Problem to work on: Below are records. Copy every line with "ocean" in it.

###

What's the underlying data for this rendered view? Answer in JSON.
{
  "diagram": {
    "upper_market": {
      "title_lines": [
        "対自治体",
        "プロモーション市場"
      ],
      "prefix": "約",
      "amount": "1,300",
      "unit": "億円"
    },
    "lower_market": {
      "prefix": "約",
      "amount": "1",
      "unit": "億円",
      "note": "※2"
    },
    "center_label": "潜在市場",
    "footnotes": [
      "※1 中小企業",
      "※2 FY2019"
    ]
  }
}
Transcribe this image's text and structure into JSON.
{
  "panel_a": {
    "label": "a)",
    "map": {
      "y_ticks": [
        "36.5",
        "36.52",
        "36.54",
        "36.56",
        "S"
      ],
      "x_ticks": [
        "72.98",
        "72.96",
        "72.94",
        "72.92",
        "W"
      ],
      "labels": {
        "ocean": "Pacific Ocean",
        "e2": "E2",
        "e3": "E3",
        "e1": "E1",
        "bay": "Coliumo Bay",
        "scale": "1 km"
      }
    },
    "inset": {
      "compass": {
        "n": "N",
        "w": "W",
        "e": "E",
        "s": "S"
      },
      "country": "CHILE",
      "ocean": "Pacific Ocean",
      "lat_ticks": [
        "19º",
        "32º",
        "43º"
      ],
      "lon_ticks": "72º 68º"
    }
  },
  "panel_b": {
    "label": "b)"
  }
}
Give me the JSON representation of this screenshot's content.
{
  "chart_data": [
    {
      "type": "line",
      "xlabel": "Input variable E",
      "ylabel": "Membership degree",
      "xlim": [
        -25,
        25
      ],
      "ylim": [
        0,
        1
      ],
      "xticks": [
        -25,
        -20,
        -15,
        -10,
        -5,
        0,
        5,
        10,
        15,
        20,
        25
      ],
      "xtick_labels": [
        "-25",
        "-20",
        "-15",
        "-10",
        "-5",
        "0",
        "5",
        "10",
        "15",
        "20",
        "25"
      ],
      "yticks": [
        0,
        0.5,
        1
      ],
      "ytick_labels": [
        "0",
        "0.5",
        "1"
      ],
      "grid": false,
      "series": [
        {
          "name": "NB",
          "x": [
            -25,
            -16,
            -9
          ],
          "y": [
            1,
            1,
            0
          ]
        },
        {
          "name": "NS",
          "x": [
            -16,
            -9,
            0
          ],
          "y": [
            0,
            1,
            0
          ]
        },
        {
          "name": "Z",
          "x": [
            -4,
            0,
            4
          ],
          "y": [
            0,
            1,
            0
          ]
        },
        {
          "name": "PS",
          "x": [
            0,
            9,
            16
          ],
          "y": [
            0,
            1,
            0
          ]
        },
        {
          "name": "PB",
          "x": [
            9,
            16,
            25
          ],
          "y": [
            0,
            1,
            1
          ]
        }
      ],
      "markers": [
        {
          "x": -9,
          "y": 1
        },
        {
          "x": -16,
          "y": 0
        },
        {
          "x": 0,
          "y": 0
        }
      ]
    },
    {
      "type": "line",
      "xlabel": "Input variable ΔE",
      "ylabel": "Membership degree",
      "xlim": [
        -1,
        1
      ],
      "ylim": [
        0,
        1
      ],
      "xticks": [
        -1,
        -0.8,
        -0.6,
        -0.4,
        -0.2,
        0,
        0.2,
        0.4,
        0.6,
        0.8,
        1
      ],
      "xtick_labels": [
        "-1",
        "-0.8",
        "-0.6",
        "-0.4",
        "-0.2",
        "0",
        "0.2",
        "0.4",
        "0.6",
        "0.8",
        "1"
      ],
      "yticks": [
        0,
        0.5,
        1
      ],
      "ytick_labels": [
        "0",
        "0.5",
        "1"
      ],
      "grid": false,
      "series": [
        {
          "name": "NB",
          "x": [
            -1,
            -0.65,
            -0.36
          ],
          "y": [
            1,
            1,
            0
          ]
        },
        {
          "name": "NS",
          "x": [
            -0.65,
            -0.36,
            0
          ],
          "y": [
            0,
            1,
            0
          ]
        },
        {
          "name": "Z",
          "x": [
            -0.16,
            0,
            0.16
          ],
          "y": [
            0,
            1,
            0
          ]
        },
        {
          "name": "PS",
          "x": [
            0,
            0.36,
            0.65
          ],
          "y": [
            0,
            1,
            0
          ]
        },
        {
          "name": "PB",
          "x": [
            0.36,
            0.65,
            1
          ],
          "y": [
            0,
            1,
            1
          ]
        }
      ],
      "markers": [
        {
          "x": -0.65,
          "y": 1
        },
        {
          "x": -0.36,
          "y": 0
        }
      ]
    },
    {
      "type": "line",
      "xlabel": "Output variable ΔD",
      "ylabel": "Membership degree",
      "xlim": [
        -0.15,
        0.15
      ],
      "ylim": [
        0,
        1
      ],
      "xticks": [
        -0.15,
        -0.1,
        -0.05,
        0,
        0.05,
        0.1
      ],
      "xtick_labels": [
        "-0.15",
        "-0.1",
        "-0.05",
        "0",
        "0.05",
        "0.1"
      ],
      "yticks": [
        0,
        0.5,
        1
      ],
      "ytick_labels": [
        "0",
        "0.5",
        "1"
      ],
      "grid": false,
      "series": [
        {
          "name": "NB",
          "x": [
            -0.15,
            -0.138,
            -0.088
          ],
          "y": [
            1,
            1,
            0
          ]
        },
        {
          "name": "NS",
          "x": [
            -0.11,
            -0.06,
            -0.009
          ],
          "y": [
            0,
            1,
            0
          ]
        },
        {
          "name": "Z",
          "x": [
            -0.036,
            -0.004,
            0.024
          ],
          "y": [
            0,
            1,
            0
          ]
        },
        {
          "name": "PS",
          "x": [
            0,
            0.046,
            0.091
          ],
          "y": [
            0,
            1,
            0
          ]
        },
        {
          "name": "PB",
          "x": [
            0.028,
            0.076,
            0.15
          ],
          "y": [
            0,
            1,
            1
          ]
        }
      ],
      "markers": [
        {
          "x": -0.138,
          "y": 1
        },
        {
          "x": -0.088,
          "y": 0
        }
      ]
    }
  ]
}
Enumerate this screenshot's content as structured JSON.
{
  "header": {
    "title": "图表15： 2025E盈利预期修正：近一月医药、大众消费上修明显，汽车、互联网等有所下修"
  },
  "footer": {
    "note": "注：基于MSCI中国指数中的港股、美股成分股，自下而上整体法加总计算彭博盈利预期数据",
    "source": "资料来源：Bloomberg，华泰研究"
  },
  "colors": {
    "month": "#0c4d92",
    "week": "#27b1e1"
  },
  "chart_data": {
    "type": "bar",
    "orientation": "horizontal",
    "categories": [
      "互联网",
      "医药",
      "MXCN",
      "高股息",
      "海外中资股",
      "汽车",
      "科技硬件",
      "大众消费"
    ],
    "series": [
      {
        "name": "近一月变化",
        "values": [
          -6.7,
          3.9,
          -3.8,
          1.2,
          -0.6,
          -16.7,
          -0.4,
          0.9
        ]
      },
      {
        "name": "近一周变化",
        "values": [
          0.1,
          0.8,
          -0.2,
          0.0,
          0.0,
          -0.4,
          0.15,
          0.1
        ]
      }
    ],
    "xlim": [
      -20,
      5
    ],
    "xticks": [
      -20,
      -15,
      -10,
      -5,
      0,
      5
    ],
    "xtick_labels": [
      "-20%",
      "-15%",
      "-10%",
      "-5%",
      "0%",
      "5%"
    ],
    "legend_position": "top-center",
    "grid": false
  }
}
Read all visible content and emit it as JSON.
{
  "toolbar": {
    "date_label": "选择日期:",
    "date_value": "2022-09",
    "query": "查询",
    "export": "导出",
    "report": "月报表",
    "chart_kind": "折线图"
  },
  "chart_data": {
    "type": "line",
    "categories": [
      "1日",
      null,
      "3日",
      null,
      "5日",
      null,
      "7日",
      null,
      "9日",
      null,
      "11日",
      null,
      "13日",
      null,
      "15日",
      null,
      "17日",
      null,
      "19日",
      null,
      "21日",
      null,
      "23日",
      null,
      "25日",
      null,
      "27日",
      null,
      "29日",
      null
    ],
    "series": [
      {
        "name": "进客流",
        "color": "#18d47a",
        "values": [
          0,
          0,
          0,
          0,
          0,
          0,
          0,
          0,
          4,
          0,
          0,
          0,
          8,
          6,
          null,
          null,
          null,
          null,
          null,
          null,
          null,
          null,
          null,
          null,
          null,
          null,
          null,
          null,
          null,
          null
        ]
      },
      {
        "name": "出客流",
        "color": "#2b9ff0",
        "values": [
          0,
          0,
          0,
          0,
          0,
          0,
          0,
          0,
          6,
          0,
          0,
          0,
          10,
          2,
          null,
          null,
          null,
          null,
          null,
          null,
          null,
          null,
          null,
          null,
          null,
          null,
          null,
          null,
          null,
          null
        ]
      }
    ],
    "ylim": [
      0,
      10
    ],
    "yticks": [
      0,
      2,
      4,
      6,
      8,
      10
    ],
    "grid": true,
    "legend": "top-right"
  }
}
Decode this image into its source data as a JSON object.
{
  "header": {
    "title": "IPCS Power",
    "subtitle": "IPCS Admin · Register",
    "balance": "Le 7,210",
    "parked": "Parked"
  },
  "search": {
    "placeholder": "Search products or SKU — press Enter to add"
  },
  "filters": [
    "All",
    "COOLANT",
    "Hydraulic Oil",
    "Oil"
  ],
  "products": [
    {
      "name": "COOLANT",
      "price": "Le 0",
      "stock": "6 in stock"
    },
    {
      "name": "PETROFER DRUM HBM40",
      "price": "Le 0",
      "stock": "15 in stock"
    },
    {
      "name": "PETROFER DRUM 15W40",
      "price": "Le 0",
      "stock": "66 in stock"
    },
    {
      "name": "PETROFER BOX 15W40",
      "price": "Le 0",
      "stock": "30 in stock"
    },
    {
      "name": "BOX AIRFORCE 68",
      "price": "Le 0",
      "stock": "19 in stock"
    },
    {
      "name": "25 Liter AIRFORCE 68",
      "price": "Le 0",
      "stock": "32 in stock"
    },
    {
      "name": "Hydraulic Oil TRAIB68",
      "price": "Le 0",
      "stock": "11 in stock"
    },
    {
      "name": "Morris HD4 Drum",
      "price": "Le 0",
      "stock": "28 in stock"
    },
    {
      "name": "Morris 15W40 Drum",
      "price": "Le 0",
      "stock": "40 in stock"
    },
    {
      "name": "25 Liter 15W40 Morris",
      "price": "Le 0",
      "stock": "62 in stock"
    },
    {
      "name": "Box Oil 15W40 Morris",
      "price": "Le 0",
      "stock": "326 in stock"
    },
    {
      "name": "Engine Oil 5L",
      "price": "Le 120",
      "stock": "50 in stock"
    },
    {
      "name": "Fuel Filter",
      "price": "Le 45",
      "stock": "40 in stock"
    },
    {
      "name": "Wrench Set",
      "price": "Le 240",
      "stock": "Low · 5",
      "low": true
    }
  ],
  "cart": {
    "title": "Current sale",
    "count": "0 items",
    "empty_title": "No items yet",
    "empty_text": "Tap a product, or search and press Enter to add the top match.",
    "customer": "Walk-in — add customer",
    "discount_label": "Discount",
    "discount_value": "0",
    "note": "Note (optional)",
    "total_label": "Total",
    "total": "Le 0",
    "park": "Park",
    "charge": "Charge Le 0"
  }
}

###

Exercise output:
        "ocean": "Pacific Ocean",
      "ocean": "Pacific Ocean",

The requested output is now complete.